*TASK REQUIREMENTS*
Print the entries in full, word for word, but not the pictures.
━━━━━ DATA SUPPLIED
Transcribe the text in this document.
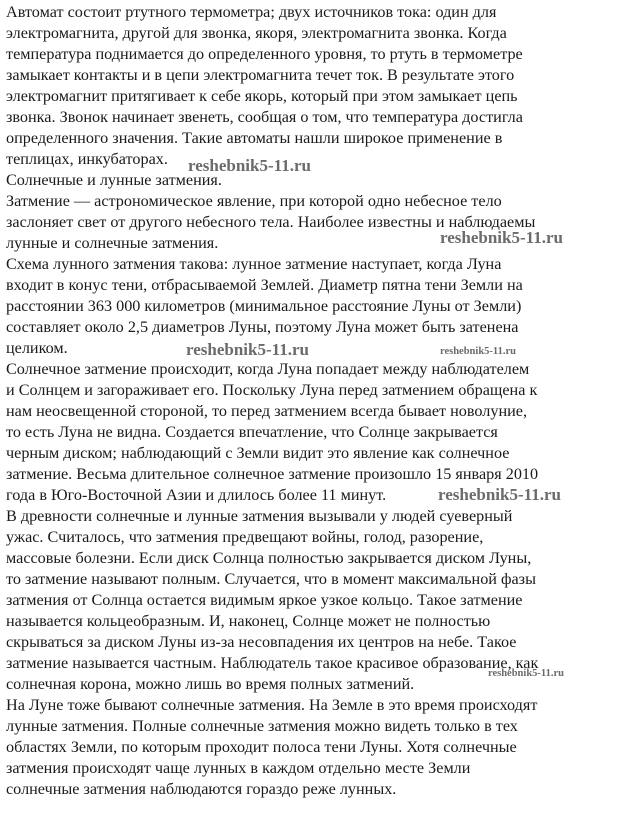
Автомат состоит ртутного термометра; двух источников тока: один для
электромагнита, другой для звонка, якоря, электромагнита звонка. Когда
температура поднимается до определенного уровня, то ртуть в термометре
замыкает контакты и в цепи электромагнита течет ток. В результате этого
электромагнит притягивает к себе якорь, который при этом замыкает цепь
звонка. Звонок начинает звенеть, сообщая о том, что температура достигла
определенного значения. Такие автоматы нашли широкое применение в
теплицах, инкубаторах.
Солнечные и лунные затмения.
Затмение — астрономическое явление, при которой одно небесное тело
заслоняет свет от другого небесного тела. Наиболее известны и наблюдаемы
лунные и солнечные затмения.
Схема лунного затмения такова: лунное затмение наступает, когда Луна
входит в конус тени, отбрасываемой Землей. Диаметр пятна тени Земли на
расстоянии 363 000 километров (минимальное расстояние Луны от Земли)
составляет около 2,5 диаметров Луны, поэтому Луна может быть затенена
целиком.
Солнечное затмение происходит, когда Луна попадает между наблюдателем
и Солнцем и загораживает его. Поскольку Луна перед затмением обращена к
нам неосвещенной стороной, то перед затмением всегда бывает новолуние,
то есть Луна не видна. Создается впечатление, что Солнце закрывается
черным диском; наблюдающий с Земли видит это явление как солнечное
затмение. Весьма длительное солнечное затмение произошло 15 января 2010
года в Юго-Восточной Азии и длилось более 11 минут.
В древности солнечные и лунные затмения вызывали у людей суеверный
ужас. Считалось, что затмения предвещают войны, голод, разорение,
массовые болезни. Если диск Солнца полностью закрывается диском Луны,
то затмение называют полным. Случается, что в момент максимальной фазы
затмения от Солнца остается видимым яркое узкое кольцо. Такое затмение
называется кольцеобразным. И, наконец, Солнце может не полностью
скрываться за диском Луны из-за несовпадения их центров на небе. Такое
затмение называется частным. Наблюдатель такое красивое образование, как
солнечная корона, можно лишь во время полных затмений.
На Луне тоже бывают солнечные затмения. На Земле в это время происходят
лунные затмения. Полные солнечные затмения можно видеть только в тех
областях Земли, по которым проходит полоса тени Луны. Хотя солнечные
затмения происходят чаще лунных в каждом отдельно месте Земли
солнечные затмения наблюдаются гораздо реже лунных.
reshebnik5-11.ru
reshebnik5-11.ru
reshebnik5-11.ru	reshebnik5-11.ru
reshebnik5-11.ru
reshebnik5-11.ru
━━━━━━━━━━
*THE ANSWER*
Transcribe the text in this document.
Автомат состоит ртутного термометра; двух источников тока: один для
электромагнита, другой для звонка, якоря, электромагнита звонка. Когда
температура поднимается до определенного уровня, то ртуть в термометре
замыкает контакты и в цепи электромагнита течет ток. В результате этого
электромагнит притягивает к себе якорь, который при этом замыкает цепь
звонка. Звонок начинает звенеть, сообщая о том, что температура достигла
определенного значения. Такие автоматы нашли широкое применение в
теплицах, инкубаторах.
Солнечные и лунные затмения.
Затмение — астрономическое явление, при которой одно небесное тело
заслоняет свет от другого небесного тела. Наиболее известны и наблюдаемы
лунные и солнечные затмения.
Схема лунного затмения такова: лунное затмение наступает, когда Луна
входит в конус тени, отбрасываемой Землей. Диаметр пятна тени Земли на
расстоянии 363 000 километров (минимальное расстояние Луны от Земли)
составляет около 2,5 диаметров Луны, поэтому Луна может быть затенена
целиком.
Солнечное затмение происходит, когда Луна попадает между наблюдателем
и Солнцем и загораживает его. Поскольку Луна перед затмением обращена к
нам неосвещенной стороной, то перед затмением всегда бывает новолуние,
то есть Луна не видна. Создается впечатление, что Солнце закрывается
черным диском; наблюдающий с Земли видит это явление как солнечное
затмение. Весьма длительное солнечное затмение произошло 15 января 2010
года в Юго-Восточной Азии и длилось более 11 минут.
В древности солнечные и лунные затмения вызывали у людей суеверный
ужас. Считалось, что затмения предвещают войны, голод, разорение,
массовые болезни. Если диск Солнца полностью закрывается диском Луны,
то затмение называют полным. Случается, что в момент максимальной фазы
затмения от Солнца остается видимым яркое узкое кольцо. Такое затмение
называется кольцеобразным. И, наконец, Солнце может не полностью
скрываться за диском Луны из-за несовпадения их центров на небе. Такое
затмение называется частным. Наблюдатель такое красивое образование, как
солнечная корона, можно лишь во время полных затмений.
На Луне тоже бывают солнечные затмения. На Земле в это время происходят
лунные затмения. Полные солнечные затмения можно видеть только в тех
областях Земли, по которым проходит полоса тени Луны. Хотя солнечные
затмения происходят чаще лунных в каждом отдельно месте Земли
солнечные затмения наблюдаются гораздо реже лунных.
reshebnik5-11.ru
reshebnik5-11.ru
reshebnik5-11.ru	reshebnik5-11.ru
reshebnik5-11.ru
reshebnik5-11.ru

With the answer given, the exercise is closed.